Objective => Copy each line where the word "охранной" occurs.

Data for this exercise =>
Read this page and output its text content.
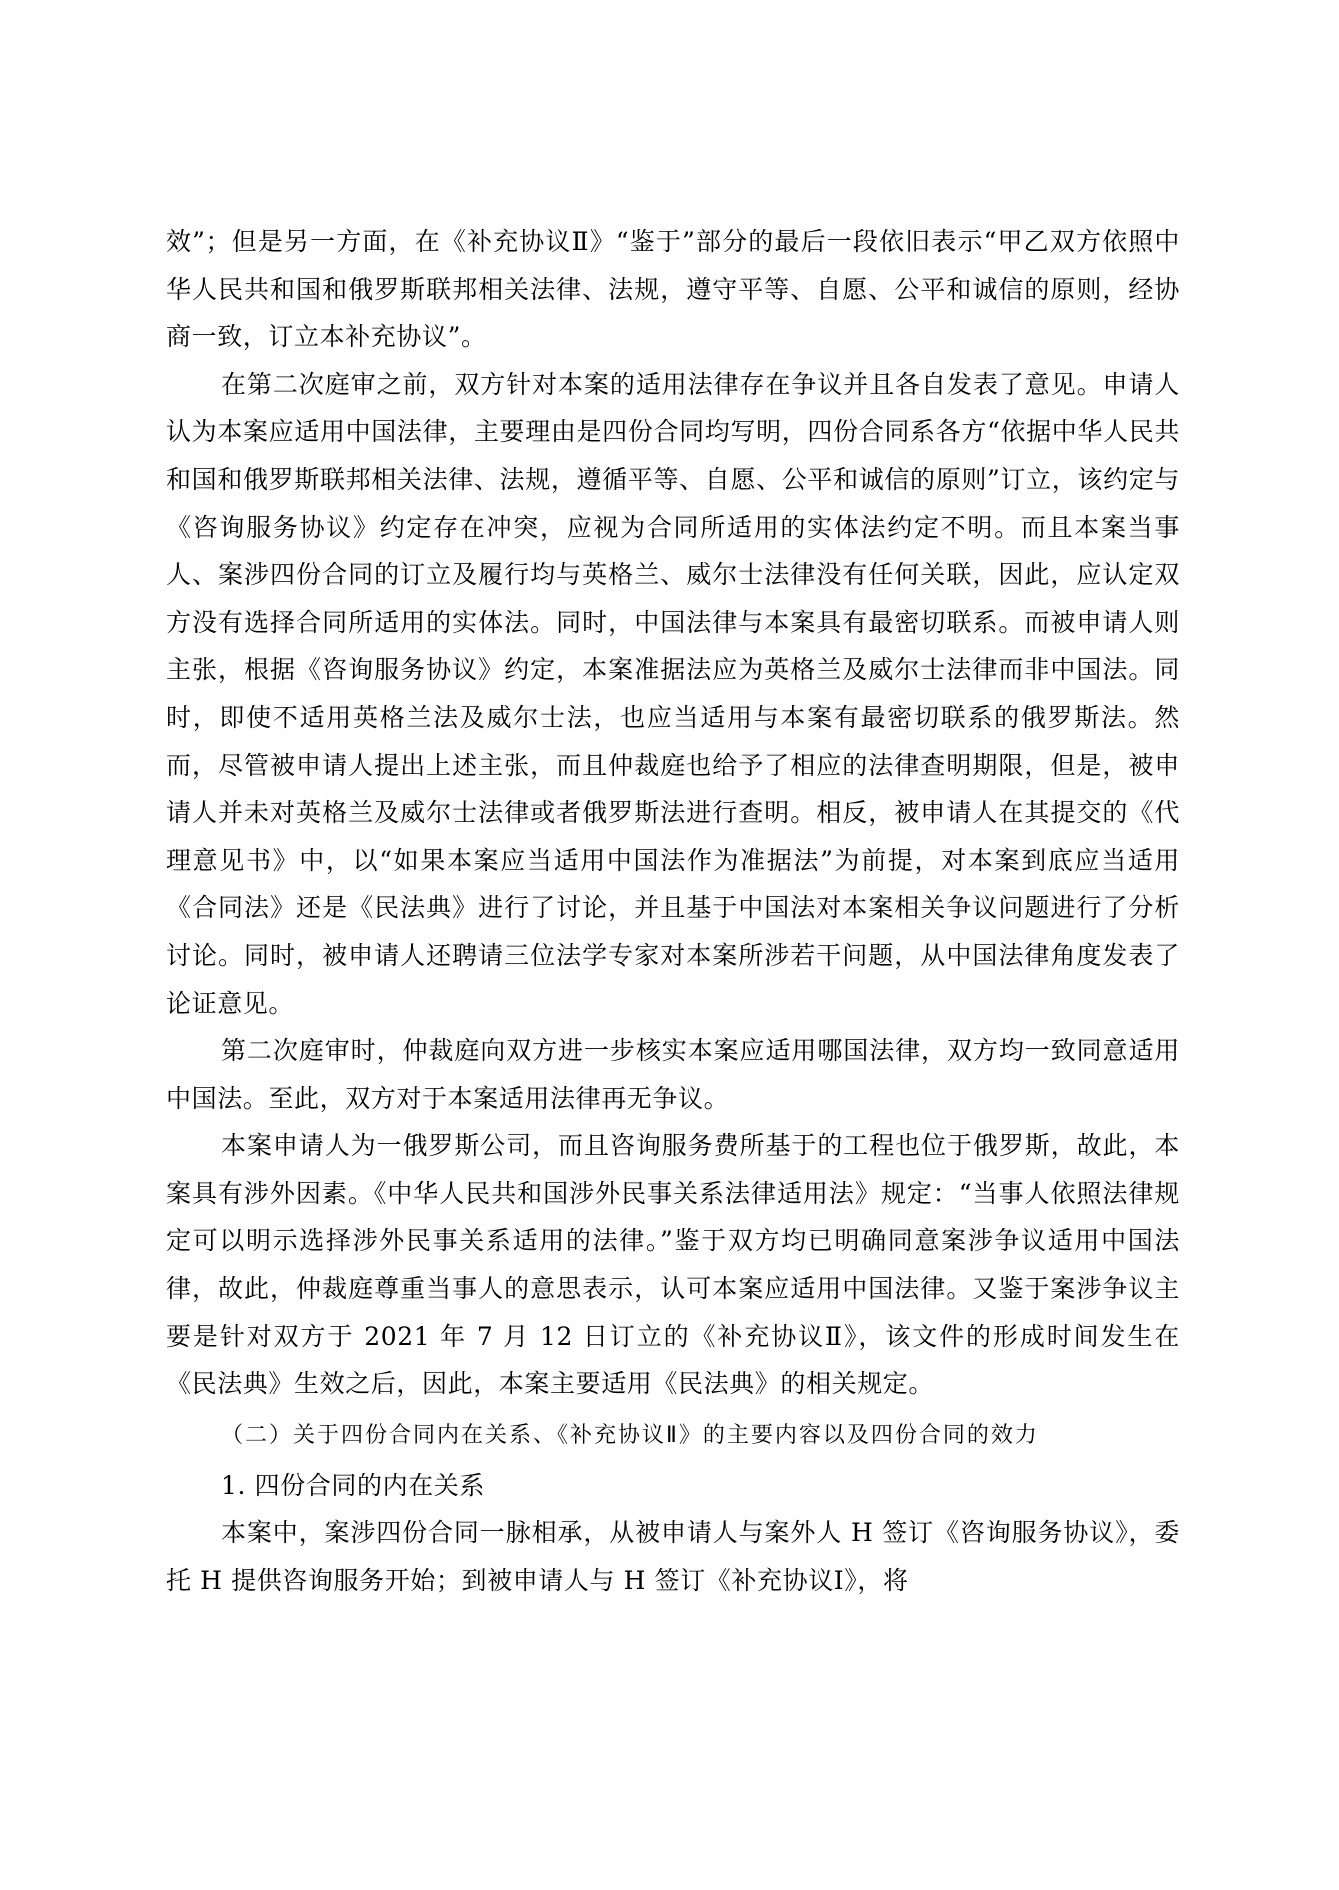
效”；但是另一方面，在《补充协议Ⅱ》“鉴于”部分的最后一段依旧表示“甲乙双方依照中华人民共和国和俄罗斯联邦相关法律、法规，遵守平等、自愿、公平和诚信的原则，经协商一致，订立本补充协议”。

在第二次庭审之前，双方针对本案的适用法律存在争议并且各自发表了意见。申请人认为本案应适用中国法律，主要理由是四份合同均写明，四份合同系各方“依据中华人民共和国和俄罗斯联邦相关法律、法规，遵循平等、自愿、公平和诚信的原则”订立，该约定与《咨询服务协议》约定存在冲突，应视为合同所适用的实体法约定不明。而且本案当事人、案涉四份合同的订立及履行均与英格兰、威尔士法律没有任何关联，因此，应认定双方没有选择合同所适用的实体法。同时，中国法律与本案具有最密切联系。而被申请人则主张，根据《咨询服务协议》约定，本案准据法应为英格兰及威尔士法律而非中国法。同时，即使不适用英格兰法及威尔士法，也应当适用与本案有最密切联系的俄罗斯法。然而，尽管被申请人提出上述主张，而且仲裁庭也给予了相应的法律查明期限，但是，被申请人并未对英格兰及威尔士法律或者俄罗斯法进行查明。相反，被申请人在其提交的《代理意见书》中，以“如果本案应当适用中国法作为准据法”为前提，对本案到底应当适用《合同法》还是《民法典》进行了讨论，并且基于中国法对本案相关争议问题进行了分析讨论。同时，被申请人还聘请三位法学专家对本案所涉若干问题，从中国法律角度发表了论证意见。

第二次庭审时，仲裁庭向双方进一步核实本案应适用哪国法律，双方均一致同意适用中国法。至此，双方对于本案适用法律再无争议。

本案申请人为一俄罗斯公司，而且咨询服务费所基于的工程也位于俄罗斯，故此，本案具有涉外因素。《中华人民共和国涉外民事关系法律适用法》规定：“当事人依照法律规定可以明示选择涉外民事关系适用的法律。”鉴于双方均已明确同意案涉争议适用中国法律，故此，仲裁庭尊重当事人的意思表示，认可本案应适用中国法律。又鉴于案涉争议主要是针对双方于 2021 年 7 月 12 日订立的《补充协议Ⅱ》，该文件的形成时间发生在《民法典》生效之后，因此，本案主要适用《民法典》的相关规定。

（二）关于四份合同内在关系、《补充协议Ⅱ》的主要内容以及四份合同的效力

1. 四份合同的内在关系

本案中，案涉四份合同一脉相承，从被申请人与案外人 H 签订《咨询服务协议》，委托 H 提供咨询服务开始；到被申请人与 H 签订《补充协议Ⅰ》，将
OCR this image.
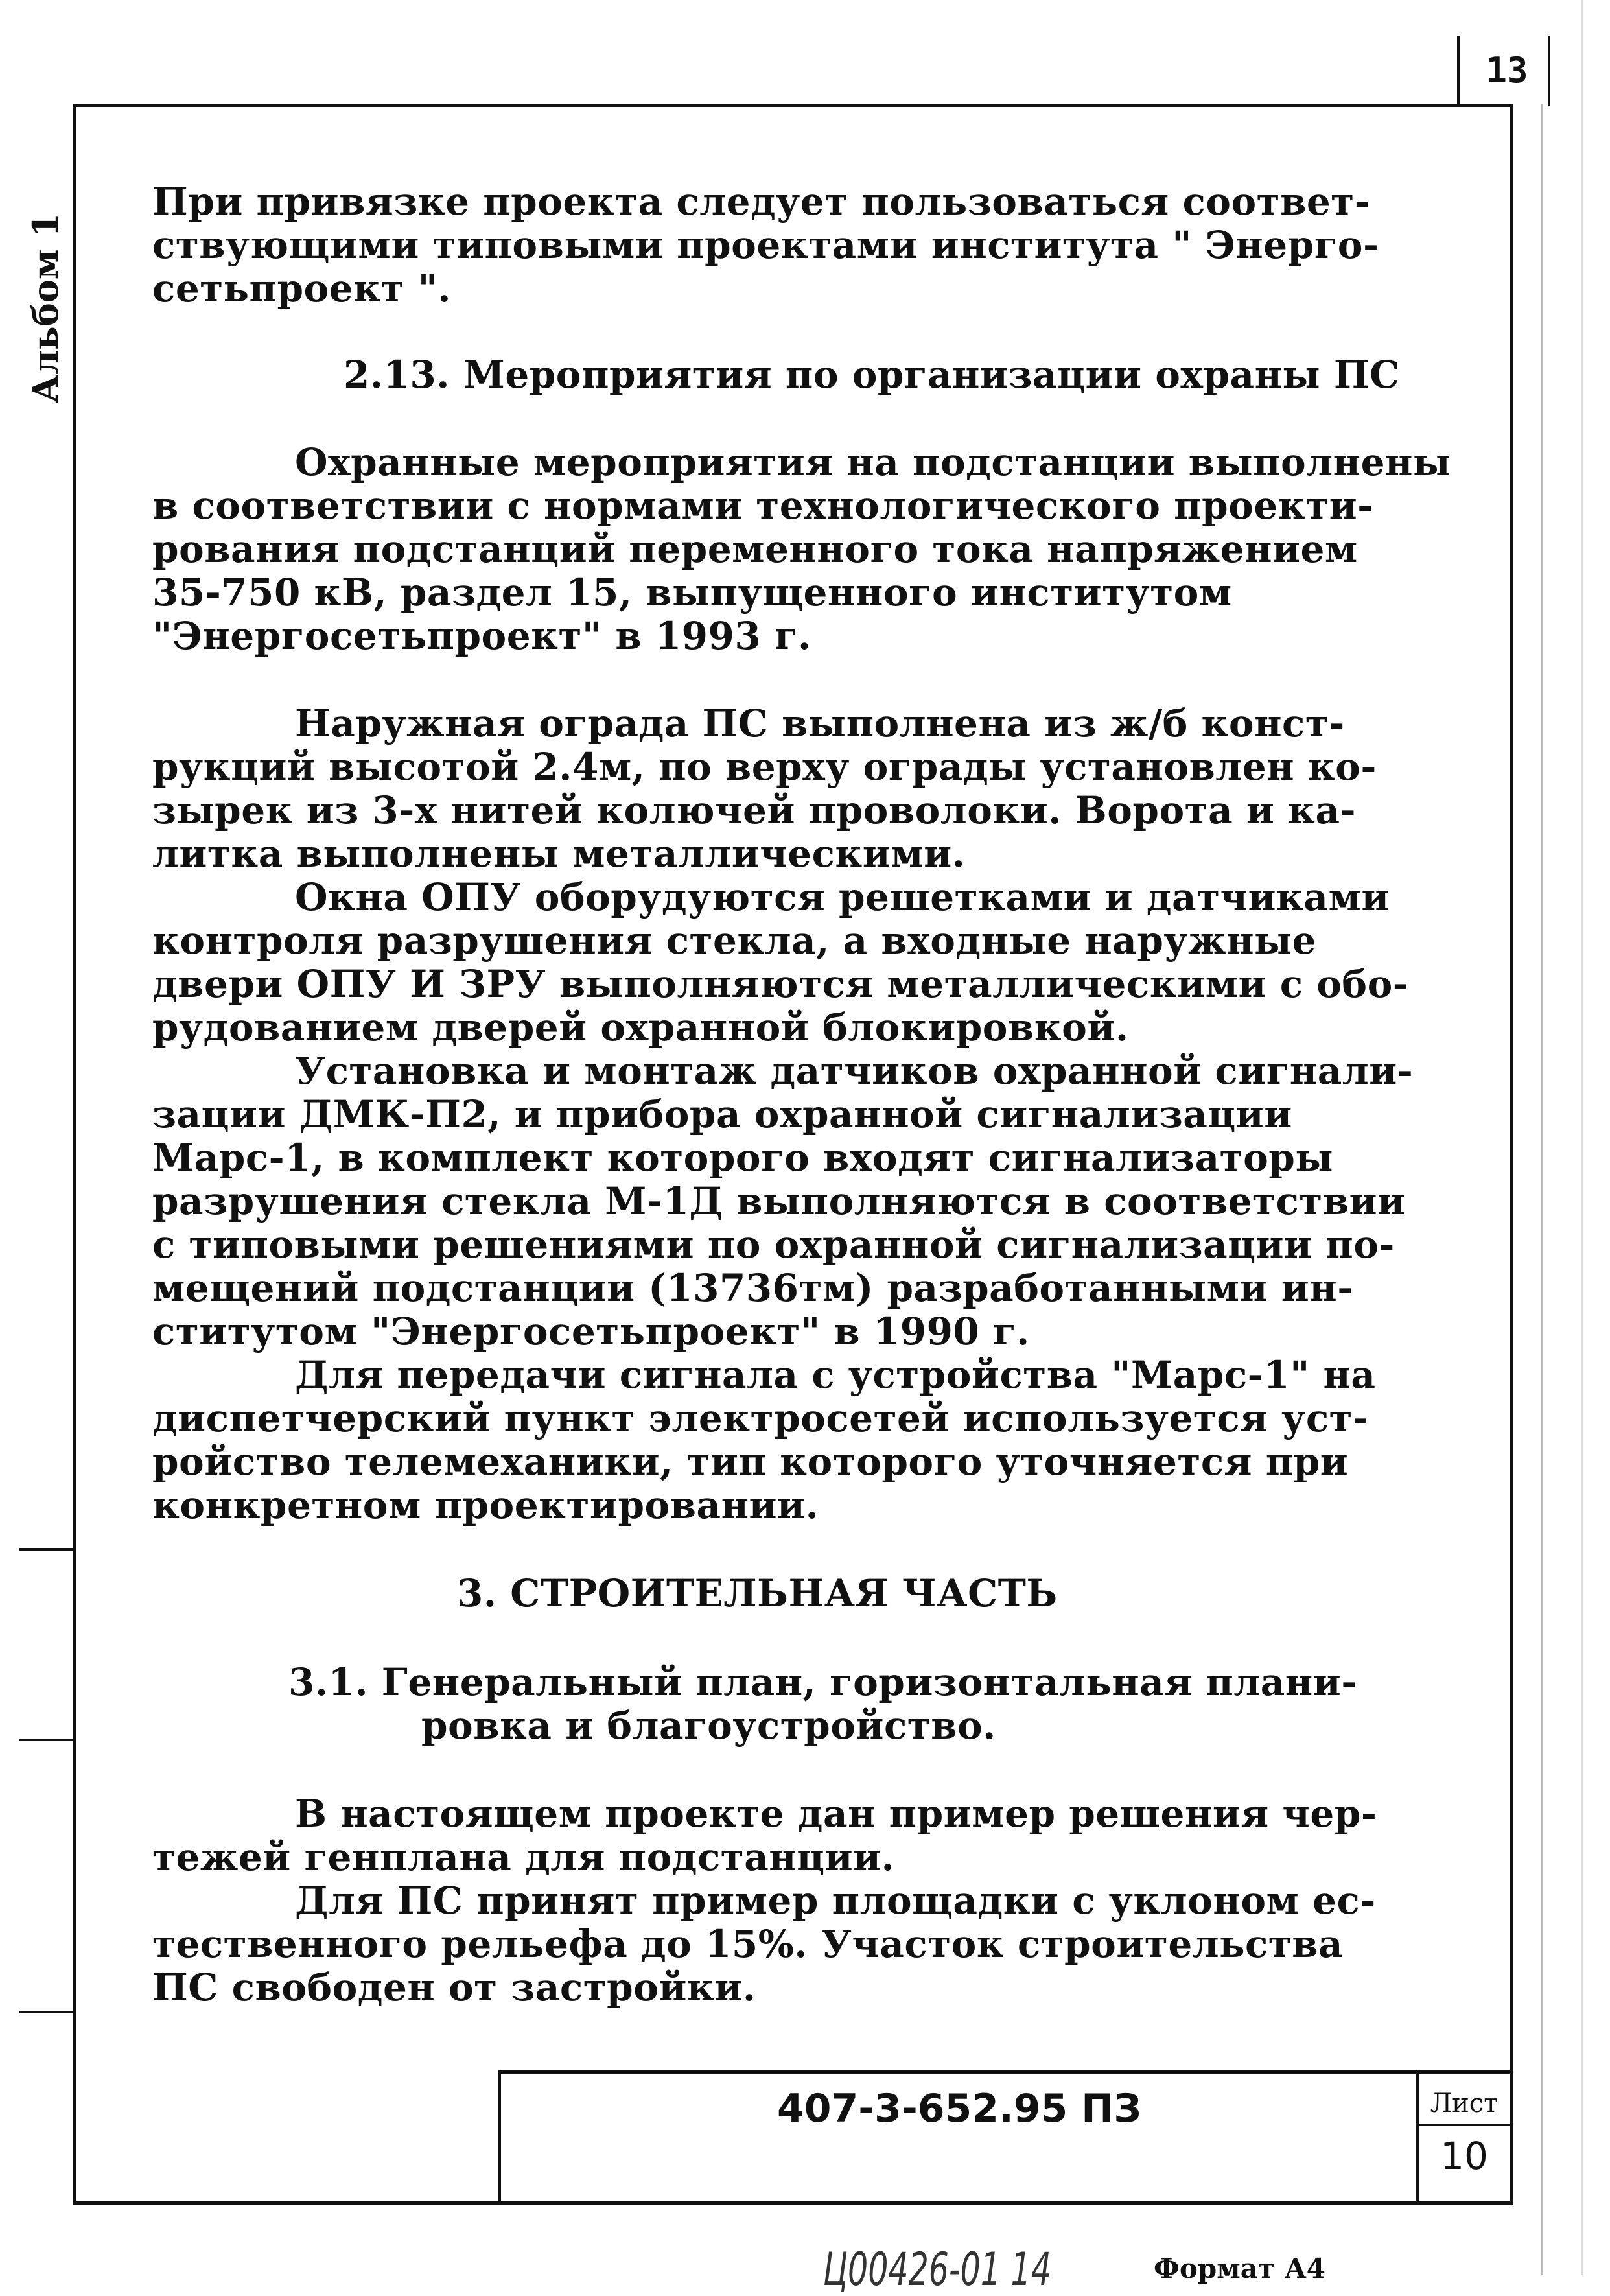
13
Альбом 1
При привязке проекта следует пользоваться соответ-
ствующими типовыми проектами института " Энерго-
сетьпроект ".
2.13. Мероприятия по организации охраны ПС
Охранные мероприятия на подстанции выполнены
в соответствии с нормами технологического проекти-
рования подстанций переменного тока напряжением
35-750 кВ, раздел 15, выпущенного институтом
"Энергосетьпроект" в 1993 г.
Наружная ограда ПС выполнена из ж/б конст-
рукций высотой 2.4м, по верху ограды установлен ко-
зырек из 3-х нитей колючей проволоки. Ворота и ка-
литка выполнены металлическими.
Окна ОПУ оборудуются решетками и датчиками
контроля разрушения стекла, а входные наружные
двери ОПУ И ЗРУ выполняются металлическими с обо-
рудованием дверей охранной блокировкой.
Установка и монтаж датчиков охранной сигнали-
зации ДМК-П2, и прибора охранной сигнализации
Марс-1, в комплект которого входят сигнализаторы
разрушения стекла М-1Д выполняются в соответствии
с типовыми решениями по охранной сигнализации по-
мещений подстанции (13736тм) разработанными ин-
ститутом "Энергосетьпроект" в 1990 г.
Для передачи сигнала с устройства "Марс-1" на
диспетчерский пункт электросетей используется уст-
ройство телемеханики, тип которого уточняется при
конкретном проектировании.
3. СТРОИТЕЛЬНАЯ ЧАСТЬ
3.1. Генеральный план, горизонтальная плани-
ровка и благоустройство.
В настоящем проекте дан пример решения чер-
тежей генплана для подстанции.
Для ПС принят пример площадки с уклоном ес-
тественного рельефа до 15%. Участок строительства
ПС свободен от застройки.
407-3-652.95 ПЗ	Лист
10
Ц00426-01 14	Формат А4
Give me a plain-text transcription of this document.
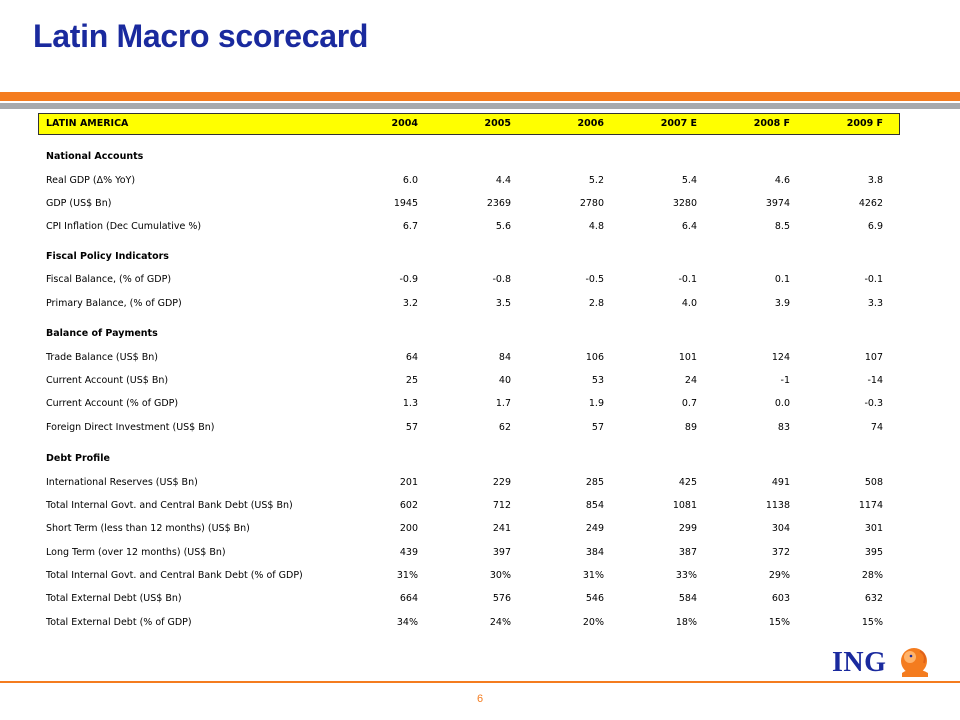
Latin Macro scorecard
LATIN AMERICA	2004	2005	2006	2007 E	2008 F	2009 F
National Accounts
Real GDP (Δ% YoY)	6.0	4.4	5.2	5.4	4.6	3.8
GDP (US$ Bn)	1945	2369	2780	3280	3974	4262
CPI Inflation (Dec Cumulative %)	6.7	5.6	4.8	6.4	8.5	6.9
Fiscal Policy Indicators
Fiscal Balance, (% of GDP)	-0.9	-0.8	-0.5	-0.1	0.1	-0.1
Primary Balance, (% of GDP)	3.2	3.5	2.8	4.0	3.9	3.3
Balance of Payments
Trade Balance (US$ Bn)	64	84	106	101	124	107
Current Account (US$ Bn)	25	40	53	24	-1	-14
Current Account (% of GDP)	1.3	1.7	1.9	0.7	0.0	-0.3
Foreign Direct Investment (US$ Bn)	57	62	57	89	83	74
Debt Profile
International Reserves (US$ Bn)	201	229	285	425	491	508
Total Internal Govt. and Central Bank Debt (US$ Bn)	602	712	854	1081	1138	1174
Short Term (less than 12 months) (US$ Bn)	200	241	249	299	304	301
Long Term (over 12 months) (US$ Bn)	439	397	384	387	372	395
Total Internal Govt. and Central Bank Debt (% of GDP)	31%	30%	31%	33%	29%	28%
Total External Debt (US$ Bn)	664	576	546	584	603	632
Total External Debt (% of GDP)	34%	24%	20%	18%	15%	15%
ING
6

Response to the exercise =>
рудованием дверей охранной блокировкой.
Установка и монтаж датчиков охранной сигнали-
зации ДМК-П2, и прибора охранной сигнализации
с типовыми решениями по охранной сигнализации по-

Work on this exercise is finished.